* What to produce
Give the number of lines holding the string "down", and nothing else.

* Dataset records
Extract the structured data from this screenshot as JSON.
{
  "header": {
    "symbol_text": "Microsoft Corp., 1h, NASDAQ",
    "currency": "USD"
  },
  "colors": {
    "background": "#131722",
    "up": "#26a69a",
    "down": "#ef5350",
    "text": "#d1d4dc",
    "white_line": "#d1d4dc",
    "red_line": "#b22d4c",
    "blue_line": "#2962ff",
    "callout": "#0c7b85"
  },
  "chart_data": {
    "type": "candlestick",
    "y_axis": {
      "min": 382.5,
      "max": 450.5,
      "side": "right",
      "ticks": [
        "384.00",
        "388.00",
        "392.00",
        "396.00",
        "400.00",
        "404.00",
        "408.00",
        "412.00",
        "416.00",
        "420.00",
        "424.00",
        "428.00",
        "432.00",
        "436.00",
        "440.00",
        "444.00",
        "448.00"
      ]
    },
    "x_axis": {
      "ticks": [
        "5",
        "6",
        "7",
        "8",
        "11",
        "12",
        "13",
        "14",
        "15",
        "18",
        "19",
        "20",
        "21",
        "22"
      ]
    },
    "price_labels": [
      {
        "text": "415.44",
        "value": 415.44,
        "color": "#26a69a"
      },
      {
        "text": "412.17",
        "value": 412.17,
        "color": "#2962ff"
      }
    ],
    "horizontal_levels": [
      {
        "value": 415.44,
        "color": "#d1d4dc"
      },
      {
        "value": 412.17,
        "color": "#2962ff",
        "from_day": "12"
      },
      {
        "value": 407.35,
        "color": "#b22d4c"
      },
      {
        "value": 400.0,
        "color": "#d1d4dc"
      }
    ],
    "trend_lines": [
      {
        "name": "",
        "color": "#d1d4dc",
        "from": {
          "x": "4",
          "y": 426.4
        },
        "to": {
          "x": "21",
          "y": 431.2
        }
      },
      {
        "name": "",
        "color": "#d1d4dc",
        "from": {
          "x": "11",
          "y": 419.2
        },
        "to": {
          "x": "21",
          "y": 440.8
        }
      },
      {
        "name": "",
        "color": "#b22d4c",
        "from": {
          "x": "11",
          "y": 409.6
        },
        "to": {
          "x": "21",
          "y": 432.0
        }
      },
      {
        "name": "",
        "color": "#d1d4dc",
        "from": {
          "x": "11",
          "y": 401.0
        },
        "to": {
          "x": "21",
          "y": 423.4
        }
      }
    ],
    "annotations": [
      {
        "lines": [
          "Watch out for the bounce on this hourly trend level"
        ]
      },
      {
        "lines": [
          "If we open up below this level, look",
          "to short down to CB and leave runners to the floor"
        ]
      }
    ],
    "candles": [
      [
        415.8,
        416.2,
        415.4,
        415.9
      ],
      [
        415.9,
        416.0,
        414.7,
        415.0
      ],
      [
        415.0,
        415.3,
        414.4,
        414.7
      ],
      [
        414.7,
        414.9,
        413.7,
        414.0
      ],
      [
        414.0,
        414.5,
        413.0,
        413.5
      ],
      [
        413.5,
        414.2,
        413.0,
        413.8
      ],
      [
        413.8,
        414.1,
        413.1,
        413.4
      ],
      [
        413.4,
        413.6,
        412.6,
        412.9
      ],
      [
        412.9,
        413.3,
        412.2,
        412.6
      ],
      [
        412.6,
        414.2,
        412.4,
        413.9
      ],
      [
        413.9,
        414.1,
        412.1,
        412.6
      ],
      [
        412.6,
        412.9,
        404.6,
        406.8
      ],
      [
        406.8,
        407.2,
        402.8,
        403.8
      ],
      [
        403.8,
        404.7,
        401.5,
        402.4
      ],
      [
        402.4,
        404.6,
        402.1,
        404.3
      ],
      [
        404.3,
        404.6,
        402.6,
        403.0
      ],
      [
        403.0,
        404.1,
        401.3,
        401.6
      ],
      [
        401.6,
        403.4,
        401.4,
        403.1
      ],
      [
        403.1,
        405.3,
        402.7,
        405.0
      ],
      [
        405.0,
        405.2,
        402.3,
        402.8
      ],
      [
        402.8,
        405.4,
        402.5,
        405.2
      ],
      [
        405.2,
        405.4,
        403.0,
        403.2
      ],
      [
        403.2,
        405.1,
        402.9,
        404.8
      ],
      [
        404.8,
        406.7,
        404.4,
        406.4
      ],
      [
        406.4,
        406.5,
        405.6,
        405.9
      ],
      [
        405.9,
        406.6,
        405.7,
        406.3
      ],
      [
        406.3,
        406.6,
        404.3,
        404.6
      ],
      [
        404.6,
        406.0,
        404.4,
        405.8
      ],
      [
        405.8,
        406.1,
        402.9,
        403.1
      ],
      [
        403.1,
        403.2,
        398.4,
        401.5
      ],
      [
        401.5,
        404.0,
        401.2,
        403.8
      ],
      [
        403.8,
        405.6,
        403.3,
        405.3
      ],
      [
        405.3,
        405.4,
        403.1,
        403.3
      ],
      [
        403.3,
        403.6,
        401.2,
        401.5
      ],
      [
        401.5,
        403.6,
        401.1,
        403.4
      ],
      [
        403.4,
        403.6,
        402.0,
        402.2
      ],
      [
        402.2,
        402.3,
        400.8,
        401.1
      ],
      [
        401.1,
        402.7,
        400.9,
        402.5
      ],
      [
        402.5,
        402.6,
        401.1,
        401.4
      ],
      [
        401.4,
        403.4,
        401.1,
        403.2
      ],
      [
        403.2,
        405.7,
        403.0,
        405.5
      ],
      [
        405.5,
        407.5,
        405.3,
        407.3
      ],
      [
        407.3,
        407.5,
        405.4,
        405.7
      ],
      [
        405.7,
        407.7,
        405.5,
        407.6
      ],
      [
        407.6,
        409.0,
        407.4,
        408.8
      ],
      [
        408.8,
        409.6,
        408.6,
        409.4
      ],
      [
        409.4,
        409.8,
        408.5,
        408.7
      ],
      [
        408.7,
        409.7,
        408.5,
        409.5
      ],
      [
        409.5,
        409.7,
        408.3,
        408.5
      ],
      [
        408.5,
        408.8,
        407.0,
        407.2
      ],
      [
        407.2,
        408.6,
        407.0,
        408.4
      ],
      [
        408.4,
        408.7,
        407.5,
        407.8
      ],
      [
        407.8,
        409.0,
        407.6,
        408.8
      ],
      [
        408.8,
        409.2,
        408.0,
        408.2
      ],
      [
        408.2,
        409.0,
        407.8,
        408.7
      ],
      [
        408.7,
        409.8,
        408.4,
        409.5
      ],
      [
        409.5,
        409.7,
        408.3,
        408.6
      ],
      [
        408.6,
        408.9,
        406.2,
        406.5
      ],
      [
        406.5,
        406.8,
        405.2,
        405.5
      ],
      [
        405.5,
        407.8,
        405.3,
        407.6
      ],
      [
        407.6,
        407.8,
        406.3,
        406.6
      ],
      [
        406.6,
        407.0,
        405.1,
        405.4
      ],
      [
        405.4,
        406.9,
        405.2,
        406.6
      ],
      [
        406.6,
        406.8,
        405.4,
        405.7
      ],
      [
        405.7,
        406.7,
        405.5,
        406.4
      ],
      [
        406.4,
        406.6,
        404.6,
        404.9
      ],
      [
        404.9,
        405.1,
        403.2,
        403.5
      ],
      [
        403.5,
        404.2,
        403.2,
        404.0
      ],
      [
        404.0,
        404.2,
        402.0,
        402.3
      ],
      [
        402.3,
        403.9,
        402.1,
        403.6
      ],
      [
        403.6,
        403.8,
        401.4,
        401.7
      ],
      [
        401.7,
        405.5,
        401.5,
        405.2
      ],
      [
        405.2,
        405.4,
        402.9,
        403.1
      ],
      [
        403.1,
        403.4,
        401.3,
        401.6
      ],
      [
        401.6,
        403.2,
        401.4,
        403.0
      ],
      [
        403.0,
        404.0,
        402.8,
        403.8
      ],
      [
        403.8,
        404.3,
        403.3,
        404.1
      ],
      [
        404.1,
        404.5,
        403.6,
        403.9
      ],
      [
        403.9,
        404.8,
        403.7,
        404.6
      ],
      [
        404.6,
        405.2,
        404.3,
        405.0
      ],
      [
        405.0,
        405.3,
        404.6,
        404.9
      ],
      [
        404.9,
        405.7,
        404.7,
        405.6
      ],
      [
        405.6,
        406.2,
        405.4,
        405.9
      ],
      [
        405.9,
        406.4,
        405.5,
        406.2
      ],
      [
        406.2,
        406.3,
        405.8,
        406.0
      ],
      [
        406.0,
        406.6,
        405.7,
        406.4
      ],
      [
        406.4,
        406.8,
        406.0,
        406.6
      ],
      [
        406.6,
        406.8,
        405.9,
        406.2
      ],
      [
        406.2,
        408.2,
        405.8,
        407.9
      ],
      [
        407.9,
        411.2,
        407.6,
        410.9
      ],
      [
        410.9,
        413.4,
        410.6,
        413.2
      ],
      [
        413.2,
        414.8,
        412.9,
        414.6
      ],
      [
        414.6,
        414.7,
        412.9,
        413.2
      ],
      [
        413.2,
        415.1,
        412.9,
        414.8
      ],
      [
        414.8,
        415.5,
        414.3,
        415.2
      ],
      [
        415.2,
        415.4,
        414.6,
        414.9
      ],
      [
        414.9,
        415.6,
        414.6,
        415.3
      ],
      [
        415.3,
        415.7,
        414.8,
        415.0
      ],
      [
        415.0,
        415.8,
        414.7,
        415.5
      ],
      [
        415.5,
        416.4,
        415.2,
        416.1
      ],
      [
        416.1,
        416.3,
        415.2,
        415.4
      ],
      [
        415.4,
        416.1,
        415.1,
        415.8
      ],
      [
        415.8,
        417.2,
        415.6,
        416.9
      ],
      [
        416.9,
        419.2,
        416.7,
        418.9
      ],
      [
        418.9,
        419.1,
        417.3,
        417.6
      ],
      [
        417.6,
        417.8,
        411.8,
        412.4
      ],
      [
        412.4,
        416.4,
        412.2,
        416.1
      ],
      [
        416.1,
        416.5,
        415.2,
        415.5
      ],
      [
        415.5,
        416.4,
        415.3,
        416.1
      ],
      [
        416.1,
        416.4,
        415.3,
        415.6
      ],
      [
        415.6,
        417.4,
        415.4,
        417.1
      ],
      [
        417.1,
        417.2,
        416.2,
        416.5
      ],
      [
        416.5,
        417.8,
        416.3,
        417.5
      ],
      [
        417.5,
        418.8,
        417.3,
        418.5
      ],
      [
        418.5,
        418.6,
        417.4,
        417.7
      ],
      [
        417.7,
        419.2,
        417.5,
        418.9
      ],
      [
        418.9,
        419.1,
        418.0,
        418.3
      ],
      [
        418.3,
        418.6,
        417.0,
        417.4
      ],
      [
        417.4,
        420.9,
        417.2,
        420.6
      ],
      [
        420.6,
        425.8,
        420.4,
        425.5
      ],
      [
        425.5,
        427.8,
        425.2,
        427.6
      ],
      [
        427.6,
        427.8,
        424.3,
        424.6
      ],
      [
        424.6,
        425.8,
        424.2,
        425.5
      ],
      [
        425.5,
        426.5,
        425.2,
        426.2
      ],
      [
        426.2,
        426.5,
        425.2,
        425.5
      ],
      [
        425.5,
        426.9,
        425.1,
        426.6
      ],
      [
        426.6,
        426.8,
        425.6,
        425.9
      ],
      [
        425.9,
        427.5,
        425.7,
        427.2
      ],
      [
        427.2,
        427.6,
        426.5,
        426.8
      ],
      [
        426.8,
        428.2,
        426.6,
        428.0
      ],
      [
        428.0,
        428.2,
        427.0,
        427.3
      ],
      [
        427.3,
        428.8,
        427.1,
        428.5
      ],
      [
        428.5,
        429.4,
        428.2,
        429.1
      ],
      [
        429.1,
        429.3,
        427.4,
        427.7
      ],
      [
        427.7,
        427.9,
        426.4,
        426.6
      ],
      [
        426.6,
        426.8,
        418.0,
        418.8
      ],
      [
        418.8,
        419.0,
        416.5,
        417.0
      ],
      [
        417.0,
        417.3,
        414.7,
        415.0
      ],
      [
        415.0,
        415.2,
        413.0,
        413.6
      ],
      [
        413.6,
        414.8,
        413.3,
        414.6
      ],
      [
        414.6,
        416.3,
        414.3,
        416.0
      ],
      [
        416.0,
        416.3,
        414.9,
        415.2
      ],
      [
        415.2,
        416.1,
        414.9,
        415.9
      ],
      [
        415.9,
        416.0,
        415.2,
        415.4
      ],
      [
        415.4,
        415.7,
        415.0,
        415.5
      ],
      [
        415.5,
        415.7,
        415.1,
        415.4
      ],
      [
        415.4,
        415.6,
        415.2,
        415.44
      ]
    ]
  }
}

* Answer for the task
2